● **REQUIREMENTS**
Select lines where the word "text" appears.

● **DATA LISTING**
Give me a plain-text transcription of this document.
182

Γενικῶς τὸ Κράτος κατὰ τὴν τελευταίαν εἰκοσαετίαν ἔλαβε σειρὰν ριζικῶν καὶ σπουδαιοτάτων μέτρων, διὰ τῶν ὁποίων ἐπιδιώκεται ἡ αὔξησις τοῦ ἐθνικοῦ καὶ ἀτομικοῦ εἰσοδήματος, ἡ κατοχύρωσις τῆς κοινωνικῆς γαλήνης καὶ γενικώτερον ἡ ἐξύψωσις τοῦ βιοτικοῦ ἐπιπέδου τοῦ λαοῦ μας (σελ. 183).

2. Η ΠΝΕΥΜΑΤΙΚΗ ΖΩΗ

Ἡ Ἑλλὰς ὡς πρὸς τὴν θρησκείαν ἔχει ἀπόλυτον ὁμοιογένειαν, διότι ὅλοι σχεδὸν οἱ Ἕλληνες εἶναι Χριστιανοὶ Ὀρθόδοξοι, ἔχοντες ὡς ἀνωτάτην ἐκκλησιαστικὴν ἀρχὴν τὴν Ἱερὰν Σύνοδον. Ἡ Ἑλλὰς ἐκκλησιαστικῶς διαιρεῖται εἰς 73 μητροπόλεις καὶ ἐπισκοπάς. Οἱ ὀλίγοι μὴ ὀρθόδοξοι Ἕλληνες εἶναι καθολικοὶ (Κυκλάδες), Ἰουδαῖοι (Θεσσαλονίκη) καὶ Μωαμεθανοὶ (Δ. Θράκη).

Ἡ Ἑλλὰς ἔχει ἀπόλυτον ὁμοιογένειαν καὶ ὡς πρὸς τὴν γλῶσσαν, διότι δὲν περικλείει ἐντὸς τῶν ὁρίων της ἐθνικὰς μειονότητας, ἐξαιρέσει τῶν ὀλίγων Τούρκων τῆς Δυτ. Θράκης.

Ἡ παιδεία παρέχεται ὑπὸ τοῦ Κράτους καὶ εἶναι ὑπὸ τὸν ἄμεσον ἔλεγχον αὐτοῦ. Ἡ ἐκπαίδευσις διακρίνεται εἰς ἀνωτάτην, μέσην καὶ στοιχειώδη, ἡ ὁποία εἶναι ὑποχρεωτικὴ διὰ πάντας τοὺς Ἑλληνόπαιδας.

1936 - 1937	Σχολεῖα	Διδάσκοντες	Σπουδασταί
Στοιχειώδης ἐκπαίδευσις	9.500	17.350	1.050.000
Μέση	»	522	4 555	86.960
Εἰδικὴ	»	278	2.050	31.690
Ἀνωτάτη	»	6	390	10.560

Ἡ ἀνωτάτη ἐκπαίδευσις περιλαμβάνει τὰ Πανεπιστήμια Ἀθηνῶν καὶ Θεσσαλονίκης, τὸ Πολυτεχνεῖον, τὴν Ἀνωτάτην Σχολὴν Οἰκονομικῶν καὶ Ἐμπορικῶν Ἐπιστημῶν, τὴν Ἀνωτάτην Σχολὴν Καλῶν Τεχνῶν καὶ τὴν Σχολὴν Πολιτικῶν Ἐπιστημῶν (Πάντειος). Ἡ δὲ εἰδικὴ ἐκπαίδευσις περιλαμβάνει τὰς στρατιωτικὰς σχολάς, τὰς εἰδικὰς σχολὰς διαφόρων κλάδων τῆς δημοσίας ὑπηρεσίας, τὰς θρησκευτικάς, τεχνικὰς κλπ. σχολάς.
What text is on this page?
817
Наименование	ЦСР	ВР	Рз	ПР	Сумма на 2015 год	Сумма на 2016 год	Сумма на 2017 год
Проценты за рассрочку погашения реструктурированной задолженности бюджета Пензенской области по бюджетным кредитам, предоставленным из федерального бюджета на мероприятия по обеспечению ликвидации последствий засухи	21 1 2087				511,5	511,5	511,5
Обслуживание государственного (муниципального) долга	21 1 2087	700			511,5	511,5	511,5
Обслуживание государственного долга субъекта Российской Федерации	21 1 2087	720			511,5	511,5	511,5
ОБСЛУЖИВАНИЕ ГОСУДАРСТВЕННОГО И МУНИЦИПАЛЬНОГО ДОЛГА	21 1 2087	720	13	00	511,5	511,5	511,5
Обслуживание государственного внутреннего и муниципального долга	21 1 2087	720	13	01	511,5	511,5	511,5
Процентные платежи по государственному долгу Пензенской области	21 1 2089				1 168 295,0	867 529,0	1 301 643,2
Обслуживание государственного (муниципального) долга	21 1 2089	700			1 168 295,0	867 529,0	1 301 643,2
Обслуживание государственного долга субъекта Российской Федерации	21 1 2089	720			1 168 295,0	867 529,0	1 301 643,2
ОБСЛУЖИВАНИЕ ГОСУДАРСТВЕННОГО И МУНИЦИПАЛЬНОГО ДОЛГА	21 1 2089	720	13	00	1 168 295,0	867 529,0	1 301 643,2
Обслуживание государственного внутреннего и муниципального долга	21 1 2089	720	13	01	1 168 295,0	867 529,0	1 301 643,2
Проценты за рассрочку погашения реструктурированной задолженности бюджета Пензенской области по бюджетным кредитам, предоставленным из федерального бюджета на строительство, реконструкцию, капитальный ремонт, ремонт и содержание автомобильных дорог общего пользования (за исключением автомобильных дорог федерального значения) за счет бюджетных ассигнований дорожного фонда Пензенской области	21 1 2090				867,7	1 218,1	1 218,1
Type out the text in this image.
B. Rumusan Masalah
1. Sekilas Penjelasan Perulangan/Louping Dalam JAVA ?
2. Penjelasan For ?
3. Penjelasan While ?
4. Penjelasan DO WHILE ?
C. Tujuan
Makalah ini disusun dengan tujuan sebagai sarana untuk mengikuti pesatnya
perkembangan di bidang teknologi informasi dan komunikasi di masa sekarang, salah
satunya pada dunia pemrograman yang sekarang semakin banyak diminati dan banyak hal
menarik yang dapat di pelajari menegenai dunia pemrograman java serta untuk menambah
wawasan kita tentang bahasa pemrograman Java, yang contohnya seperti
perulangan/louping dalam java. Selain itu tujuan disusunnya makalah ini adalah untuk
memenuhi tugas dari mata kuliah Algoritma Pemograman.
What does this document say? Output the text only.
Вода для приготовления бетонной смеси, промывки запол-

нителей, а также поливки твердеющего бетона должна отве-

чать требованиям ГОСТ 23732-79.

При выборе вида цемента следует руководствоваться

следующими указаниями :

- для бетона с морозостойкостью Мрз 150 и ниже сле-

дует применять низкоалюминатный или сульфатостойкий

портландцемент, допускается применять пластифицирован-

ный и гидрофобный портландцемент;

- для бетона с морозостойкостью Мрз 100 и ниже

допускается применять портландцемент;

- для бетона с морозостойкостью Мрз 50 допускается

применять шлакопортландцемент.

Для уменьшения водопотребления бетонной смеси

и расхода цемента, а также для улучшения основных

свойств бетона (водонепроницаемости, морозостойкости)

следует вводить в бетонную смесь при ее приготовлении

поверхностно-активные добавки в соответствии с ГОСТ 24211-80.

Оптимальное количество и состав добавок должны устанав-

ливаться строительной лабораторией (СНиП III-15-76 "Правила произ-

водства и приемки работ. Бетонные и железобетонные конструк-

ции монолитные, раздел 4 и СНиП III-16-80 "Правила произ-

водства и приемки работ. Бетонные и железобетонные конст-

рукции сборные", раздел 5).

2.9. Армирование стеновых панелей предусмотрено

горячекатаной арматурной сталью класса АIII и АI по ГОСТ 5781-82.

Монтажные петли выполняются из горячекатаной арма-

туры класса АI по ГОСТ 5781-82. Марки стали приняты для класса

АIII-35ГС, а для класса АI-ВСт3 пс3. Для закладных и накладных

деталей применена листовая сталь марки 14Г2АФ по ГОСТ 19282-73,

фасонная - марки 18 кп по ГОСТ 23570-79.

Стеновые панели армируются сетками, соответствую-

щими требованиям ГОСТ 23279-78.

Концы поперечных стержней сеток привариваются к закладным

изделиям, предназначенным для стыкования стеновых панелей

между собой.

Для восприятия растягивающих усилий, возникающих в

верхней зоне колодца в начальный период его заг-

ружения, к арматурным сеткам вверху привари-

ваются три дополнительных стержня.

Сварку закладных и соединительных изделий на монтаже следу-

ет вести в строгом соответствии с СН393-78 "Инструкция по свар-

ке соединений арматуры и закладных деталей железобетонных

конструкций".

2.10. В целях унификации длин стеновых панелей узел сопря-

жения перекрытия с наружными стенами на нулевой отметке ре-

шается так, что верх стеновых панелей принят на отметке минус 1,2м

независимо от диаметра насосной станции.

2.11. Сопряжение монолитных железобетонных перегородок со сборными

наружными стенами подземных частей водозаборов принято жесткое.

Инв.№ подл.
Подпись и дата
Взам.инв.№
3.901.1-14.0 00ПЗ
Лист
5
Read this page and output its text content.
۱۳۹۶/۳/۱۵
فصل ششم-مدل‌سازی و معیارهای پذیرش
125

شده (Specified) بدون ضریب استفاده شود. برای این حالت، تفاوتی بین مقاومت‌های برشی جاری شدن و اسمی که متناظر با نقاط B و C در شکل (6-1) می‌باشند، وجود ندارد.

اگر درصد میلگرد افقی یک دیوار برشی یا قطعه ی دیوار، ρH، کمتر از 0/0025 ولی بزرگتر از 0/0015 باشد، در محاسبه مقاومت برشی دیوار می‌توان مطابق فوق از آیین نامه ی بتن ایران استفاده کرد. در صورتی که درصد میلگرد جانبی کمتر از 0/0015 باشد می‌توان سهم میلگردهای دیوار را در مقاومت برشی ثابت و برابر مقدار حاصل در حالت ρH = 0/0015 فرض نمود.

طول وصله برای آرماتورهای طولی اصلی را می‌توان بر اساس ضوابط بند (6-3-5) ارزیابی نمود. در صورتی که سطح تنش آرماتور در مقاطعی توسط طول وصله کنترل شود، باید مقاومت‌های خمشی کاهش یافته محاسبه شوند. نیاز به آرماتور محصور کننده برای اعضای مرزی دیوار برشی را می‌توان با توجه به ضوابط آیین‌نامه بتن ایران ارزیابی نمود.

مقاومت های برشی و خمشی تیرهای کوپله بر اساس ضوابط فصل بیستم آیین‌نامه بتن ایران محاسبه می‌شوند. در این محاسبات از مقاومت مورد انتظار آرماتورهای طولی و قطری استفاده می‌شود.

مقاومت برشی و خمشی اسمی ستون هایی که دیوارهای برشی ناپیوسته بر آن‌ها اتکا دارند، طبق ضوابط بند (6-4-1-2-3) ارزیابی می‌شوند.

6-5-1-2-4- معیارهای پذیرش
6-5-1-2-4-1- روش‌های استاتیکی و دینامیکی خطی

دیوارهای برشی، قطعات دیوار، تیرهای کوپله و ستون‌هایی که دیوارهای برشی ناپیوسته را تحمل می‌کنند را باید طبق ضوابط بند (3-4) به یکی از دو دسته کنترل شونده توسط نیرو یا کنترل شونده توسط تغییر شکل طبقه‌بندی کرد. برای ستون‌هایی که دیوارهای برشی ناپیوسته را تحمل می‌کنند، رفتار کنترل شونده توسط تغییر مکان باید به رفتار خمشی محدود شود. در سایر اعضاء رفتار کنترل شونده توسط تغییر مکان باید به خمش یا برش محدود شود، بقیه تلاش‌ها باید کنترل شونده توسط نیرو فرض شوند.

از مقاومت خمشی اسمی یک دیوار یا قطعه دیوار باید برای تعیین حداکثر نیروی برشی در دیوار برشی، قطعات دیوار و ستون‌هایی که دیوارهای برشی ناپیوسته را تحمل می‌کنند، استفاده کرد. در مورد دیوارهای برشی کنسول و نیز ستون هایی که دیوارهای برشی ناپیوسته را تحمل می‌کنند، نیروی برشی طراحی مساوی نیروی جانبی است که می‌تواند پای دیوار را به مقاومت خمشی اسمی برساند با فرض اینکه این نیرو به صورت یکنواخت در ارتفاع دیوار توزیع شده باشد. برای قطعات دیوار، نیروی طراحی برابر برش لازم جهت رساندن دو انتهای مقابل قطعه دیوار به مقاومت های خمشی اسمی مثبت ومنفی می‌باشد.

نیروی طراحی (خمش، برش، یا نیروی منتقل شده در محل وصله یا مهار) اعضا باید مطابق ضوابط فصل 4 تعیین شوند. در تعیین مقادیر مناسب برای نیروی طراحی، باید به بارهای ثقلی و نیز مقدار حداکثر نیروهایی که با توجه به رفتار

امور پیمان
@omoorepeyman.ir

● **WRITTEN ANSWER**
Give me a plain-text transcription of this document.
What text is on this page?
Type out the text in this image.
What does this document say? Output the text only.
Read this page and output its text content.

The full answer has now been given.